Work to be completed -> Set down each entry from the block beneath, exactly as written.

Supplied data ->

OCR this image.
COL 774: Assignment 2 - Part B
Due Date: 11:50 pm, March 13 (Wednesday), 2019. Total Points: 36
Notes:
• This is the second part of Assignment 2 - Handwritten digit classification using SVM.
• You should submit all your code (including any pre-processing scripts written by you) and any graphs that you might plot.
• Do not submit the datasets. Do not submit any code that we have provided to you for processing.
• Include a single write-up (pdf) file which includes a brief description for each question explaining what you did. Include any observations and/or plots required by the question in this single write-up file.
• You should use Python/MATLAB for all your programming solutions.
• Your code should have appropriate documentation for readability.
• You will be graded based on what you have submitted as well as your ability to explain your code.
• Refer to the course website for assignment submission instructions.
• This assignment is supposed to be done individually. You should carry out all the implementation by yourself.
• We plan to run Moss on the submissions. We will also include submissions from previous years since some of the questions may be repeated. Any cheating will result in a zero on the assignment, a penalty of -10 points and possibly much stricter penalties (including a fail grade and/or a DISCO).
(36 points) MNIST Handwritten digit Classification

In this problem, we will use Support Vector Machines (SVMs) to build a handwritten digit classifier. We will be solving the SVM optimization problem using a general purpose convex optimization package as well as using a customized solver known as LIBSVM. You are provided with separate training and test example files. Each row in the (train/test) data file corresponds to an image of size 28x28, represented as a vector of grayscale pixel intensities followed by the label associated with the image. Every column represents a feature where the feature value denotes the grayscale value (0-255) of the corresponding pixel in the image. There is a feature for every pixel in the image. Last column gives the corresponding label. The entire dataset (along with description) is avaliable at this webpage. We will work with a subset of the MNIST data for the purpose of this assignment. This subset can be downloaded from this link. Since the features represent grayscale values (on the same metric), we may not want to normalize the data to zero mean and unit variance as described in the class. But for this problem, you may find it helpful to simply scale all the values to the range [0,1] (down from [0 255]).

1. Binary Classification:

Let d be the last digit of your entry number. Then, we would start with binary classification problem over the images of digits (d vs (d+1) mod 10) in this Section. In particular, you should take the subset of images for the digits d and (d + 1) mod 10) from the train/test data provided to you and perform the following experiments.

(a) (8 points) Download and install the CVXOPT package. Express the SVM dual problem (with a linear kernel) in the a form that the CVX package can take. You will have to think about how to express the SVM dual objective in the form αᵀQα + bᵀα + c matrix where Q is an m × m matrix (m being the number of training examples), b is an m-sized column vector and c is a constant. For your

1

Result for this task ->
OCR this image.
COL 774: Assignment 2 - Part B
Due Date: 11:50 pm, March 13 (Wednesday), 2019. Total Points: 36
Notes:
• This is the second part of Assignment 2 - Handwritten digit classification using SVM.
• You should submit all your code (including any pre-processing scripts written by you) and any graphs that you might plot.
• Do not submit the datasets. Do not submit any code that we have provided to you for processing.
• Include a single write-up (pdf) file which includes a brief description for each question explaining what you did. Include any observations and/or plots required by the question in this single write-up file.
• You should use Python/MATLAB for all your programming solutions.
• Your code should have appropriate documentation for readability.
• You will be graded based on what you have submitted as well as your ability to explain your code.
• Refer to the course website for assignment submission instructions.
• This assignment is supposed to be done individually. You should carry out all the implementation by yourself.
• We plan to run Moss on the submissions. We will also include submissions from previous years since some of the questions may be repeated. Any cheating will result in a zero on the assignment, a penalty of -10 points and possibly much stricter penalties (including a fail grade and/or a DISCO).
(36 points) MNIST Handwritten digit Classification

In this problem, we will use Support Vector Machines (SVMs) to build a handwritten digit classifier. We will be solving the SVM optimization problem using a general purpose convex optimization package as well as using a customized solver known as LIBSVM. You are provided with separate training and test example files. Each row in the (train/test) data file corresponds to an image of size 28x28, represented as a vector of grayscale pixel intensities followed by the label associated with the image. Every column represents a feature where the feature value denotes the grayscale value (0-255) of the corresponding pixel in the image. There is a feature for every pixel in the image. Last column gives the corresponding label. The entire dataset (along with description) is avaliable at this webpage. We will work with a subset of the MNIST data for the purpose of this assignment. This subset can be downloaded from this link. Since the features represent grayscale values (on the same metric), we may not want to normalize the data to zero mean and unit variance as described in the class. But for this problem, you may find it helpful to simply scale all the values to the range [0,1] (down from [0 255]).

1. Binary Classification:

Let d be the last digit of your entry number. Then, we would start with binary classification problem over the images of digits (d vs (d+1) mod 10) in this Section. In particular, you should take the subset of images for the digits d and (d + 1) mod 10) from the train/test data provided to you and perform the following experiments.

(a) (8 points) Download and install the CVXOPT package. Express the SVM dual problem (with a linear kernel) in the a form that the CVX package can take. You will have to think about how to express the SVM dual objective in the form αᵀQα + bᵀα + c matrix where Q is an m × m matrix (m being the number of training examples), b is an m-sized column vector and c is a constant. For your

1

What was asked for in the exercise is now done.